PROBLEM STATEMENT :: Repeat the listing in full, exactly as it stands.

Extracted data entries:
** Begin **
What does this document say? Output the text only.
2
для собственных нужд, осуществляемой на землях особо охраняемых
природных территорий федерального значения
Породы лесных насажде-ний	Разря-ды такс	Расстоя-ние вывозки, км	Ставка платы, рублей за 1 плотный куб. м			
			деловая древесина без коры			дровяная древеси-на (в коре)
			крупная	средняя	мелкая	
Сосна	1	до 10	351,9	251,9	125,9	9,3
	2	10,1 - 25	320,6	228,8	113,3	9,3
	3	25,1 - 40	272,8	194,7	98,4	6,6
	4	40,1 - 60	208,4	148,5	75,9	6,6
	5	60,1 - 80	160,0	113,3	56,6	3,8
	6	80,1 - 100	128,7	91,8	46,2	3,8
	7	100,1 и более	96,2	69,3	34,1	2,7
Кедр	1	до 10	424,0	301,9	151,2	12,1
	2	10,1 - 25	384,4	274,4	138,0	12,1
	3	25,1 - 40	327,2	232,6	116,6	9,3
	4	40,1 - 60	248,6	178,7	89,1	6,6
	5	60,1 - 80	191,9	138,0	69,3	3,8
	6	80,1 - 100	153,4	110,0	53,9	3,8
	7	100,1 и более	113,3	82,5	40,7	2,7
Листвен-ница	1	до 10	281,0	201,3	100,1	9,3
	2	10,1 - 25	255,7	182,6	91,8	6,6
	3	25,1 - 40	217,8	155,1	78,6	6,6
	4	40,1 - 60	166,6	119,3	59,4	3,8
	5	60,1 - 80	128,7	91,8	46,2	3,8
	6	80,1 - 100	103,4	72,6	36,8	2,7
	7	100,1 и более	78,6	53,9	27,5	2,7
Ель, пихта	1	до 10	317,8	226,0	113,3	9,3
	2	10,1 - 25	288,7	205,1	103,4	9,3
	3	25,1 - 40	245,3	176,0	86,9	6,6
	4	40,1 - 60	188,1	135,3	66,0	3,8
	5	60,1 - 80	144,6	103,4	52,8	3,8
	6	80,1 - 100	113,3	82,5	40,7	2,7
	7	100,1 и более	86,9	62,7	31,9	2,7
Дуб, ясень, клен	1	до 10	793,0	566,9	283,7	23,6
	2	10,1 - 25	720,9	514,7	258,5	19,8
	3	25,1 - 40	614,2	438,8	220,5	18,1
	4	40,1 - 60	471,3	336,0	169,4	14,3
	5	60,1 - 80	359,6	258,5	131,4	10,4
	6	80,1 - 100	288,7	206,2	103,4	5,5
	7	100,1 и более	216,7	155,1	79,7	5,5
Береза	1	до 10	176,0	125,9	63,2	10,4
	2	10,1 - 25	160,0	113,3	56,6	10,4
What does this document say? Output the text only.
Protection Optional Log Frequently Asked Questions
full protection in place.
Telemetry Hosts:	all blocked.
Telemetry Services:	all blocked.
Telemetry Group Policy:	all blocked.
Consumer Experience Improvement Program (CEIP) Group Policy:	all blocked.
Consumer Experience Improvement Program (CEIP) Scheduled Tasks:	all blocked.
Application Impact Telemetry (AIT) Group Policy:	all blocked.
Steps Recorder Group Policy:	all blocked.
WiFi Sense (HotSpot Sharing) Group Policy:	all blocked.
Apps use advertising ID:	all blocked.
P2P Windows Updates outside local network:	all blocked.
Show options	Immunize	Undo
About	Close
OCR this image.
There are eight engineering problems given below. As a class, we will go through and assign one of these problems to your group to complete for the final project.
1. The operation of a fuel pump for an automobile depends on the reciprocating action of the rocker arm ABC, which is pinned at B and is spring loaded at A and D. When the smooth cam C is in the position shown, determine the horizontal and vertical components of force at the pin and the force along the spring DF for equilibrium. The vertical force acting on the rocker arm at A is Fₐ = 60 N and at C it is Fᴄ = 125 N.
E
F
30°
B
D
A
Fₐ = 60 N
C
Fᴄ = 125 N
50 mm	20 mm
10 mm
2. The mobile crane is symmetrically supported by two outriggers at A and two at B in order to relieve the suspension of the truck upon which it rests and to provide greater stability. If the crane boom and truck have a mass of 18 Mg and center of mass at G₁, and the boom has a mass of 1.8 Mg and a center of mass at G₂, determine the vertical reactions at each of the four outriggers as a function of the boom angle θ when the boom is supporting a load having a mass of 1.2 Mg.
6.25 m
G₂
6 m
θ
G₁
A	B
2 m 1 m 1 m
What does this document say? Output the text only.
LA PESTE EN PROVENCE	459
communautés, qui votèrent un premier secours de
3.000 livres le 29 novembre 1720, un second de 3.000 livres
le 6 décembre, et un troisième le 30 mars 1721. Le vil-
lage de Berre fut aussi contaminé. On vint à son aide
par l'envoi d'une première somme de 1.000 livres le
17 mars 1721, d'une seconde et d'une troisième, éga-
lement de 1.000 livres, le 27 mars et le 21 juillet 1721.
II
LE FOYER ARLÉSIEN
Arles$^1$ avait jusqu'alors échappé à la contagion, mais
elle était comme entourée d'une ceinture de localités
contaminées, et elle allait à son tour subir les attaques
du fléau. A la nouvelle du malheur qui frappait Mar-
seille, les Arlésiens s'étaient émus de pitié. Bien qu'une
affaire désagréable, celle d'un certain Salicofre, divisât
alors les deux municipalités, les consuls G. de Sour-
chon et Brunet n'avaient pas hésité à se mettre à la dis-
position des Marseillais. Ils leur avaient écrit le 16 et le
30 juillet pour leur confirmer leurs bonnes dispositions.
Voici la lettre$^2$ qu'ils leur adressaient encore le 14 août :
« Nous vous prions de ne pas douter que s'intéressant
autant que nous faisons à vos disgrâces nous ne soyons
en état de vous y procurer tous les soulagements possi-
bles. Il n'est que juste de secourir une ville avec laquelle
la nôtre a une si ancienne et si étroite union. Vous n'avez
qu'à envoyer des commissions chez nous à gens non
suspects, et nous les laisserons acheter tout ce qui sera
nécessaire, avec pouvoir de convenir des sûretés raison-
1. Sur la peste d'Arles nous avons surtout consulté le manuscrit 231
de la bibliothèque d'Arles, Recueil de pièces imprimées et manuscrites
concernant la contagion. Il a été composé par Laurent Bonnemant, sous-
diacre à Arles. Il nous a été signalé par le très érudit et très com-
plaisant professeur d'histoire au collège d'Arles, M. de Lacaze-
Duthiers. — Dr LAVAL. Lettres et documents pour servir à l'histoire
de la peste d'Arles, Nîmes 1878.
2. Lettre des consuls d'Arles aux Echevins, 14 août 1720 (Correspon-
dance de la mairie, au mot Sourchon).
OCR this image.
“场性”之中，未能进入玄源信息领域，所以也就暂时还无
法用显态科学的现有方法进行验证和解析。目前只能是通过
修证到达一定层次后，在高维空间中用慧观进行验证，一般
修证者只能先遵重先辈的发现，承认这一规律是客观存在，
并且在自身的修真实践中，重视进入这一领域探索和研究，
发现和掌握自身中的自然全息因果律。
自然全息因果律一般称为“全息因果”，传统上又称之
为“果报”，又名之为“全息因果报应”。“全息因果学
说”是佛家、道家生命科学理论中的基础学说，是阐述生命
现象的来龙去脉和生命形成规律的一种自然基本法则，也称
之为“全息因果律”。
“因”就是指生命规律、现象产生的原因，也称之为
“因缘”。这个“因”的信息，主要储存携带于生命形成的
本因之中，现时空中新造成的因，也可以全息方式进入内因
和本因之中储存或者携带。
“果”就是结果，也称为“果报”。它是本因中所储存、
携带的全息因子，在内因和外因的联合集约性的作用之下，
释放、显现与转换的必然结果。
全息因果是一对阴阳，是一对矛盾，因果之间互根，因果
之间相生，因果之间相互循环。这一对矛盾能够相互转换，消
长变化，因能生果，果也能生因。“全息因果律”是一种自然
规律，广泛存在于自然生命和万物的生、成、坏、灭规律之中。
** End **
PROBLEM SOLUTION ::
What does this document say? Output the text only.
2
для собственных нужд, осуществляемой на землях особо охраняемых
природных территорий федерального значения
Породы лесных насажде-ний	Разря-ды такс	Расстоя-ние вывозки, км	Ставка платы, рублей за 1 плотный куб. м			
			деловая древесина без коры			дровяная древеси-на (в коре)
			крупная	средняя	мелкая	
Сосна	1	до 10	351,9	251,9	125,9	9,3
	2	10,1 - 25	320,6	228,8	113,3	9,3
	3	25,1 - 40	272,8	194,7	98,4	6,6
	4	40,1 - 60	208,4	148,5	75,9	6,6
	5	60,1 - 80	160,0	113,3	56,6	3,8
	6	80,1 - 100	128,7	91,8	46,2	3,8
	7	100,1 и более	96,2	69,3	34,1	2,7
Кедр	1	до 10	424,0	301,9	151,2	12,1
	2	10,1 - 25	384,4	274,4	138,0	12,1
	3	25,1 - 40	327,2	232,6	116,6	9,3
	4	40,1 - 60	248,6	178,7	89,1	6,6
	5	60,1 - 80	191,9	138,0	69,3	3,8
	6	80,1 - 100	153,4	110,0	53,9	3,8
	7	100,1 и более	113,3	82,5	40,7	2,7
Листвен-ница	1	до 10	281,0	201,3	100,1	9,3
	2	10,1 - 25	255,7	182,6	91,8	6,6
	3	25,1 - 40	217,8	155,1	78,6	6,6
	4	40,1 - 60	166,6	119,3	59,4	3,8
	5	60,1 - 80	128,7	91,8	46,2	3,8
	6	80,1 - 100	103,4	72,6	36,8	2,7
	7	100,1 и более	78,6	53,9	27,5	2,7
Ель, пихта	1	до 10	317,8	226,0	113,3	9,3
	2	10,1 - 25	288,7	205,1	103,4	9,3
	3	25,1 - 40	245,3	176,0	86,9	6,6
	4	40,1 - 60	188,1	135,3	66,0	3,8
	5	60,1 - 80	144,6	103,4	52,8	3,8
	6	80,1 - 100	113,3	82,5	40,7	2,7
	7	100,1 и более	86,9	62,7	31,9	2,7
Дуб, ясень, клен	1	до 10	793,0	566,9	283,7	23,6
	2	10,1 - 25	720,9	514,7	258,5	19,8
	3	25,1 - 40	614,2	438,8	220,5	18,1
	4	40,1 - 60	471,3	336,0	169,4	14,3
	5	60,1 - 80	359,6	258,5	131,4	10,4
	6	80,1 - 100	288,7	206,2	103,4	5,5
	7	100,1 и более	216,7	155,1	79,7	5,5
Береза	1	до 10	176,0	125,9	63,2	10,4
	2	10,1 - 25	160,0	113,3	56,6	10,4
What does this document say? Output the text only.
Protection Optional Log Frequently Asked Questions
full protection in place.
Telemetry Hosts:	all blocked.
Telemetry Services:	all blocked.
Telemetry Group Policy:	all blocked.
Consumer Experience Improvement Program (CEIP) Group Policy:	all blocked.
Consumer Experience Improvement Program (CEIP) Scheduled Tasks:	all blocked.
Application Impact Telemetry (AIT) Group Policy:	all blocked.
Steps Recorder Group Policy:	all blocked.
WiFi Sense (HotSpot Sharing) Group Policy:	all blocked.
Apps use advertising ID:	all blocked.
P2P Windows Updates outside local network:	all blocked.
Show options	Immunize	Undo
About	Close
OCR this image.
There are eight engineering problems given below. As a class, we will go through and assign one of these problems to your group to complete for the final project.
1. The operation of a fuel pump for an automobile depends on the reciprocating action of the rocker arm ABC, which is pinned at B and is spring loaded at A and D. When the smooth cam C is in the position shown, determine the horizontal and vertical components of force at the pin and the force along the spring DF for equilibrium. The vertical force acting on the rocker arm at A is Fₐ = 60 N and at C it is Fᴄ = 125 N.
E
F
30°
B
D
A
Fₐ = 60 N
C
Fᴄ = 125 N
50 mm	20 mm
10 mm
2. The mobile crane is symmetrically supported by two outriggers at A and two at B in order to relieve the suspension of the truck upon which it rests and to provide greater stability. If the crane boom and truck have a mass of 18 Mg and center of mass at G₁, and the boom has a mass of 1.8 Mg and a center of mass at G₂, determine the vertical reactions at each of the four outriggers as a function of the boom angle θ when the boom is supporting a load having a mass of 1.2 Mg.
6.25 m
G₂
6 m
θ
G₁
A	B
2 m 1 m 1 m
What does this document say? Output the text only.
LA PESTE EN PROVENCE	459
communautés, qui votèrent un premier secours de
3.000 livres le 29 novembre 1720, un second de 3.000 livres
le 6 décembre, et un troisième le 30 mars 1721. Le vil-
lage de Berre fut aussi contaminé. On vint à son aide
par l'envoi d'une première somme de 1.000 livres le
17 mars 1721, d'une seconde et d'une troisième, éga-
lement de 1.000 livres, le 27 mars et le 21 juillet 1721.
II
LE FOYER ARLÉSIEN
Arles$^1$ avait jusqu'alors échappé à la contagion, mais
elle était comme entourée d'une ceinture de localités
contaminées, et elle allait à son tour subir les attaques
du fléau. A la nouvelle du malheur qui frappait Mar-
seille, les Arlésiens s'étaient émus de pitié. Bien qu'une
affaire désagréable, celle d'un certain Salicofre, divisât
alors les deux municipalités, les consuls G. de Sour-
chon et Brunet n'avaient pas hésité à se mettre à la dis-
position des Marseillais. Ils leur avaient écrit le 16 et le
30 juillet pour leur confirmer leurs bonnes dispositions.
Voici la lettre$^2$ qu'ils leur adressaient encore le 14 août :
« Nous vous prions de ne pas douter que s'intéressant
autant que nous faisons à vos disgrâces nous ne soyons
en état de vous y procurer tous les soulagements possi-
bles. Il n'est que juste de secourir une ville avec laquelle
la nôtre a une si ancienne et si étroite union. Vous n'avez
qu'à envoyer des commissions chez nous à gens non
suspects, et nous les laisserons acheter tout ce qui sera
nécessaire, avec pouvoir de convenir des sûretés raison-
1. Sur la peste d'Arles nous avons surtout consulté le manuscrit 231
de la bibliothèque d'Arles, Recueil de pièces imprimées et manuscrites
concernant la contagion. Il a été composé par Laurent Bonnemant, sous-
diacre à Arles. Il nous a été signalé par le très érudit et très com-
plaisant professeur d'histoire au collège d'Arles, M. de Lacaze-
Duthiers. — Dr LAVAL. Lettres et documents pour servir à l'histoire
de la peste d'Arles, Nîmes 1878.
2. Lettre des consuls d'Arles aux Echevins, 14 août 1720 (Correspon-
dance de la mairie, au mot Sourchon).
OCR this image.
“场性”之中，未能进入玄源信息领域，所以也就暂时还无
法用显态科学的现有方法进行验证和解析。目前只能是通过
修证到达一定层次后，在高维空间中用慧观进行验证，一般
修证者只能先遵重先辈的发现，承认这一规律是客观存在，
并且在自身的修真实践中，重视进入这一领域探索和研究，
发现和掌握自身中的自然全息因果律。
自然全息因果律一般称为“全息因果”，传统上又称之
为“果报”，又名之为“全息因果报应”。“全息因果学
说”是佛家、道家生命科学理论中的基础学说，是阐述生命
现象的来龙去脉和生命形成规律的一种自然基本法则，也称
之为“全息因果律”。
“因”就是指生命规律、现象产生的原因，也称之为
“因缘”。这个“因”的信息，主要储存携带于生命形成的
本因之中，现时空中新造成的因，也可以全息方式进入内因
和本因之中储存或者携带。
“果”就是结果，也称为“果报”。它是本因中所储存、
携带的全息因子，在内因和外因的联合集约性的作用之下，
释放、显现与转换的必然结果。
全息因果是一对阴阳，是一对矛盾，因果之间互根，因果
之间相生，因果之间相互循环。这一对矛盾能够相互转换，消
长变化，因能生果，果也能生因。“全息因果律”是一种自然
规律，广泛存在于自然生命和万物的生、成、坏、灭规律之中。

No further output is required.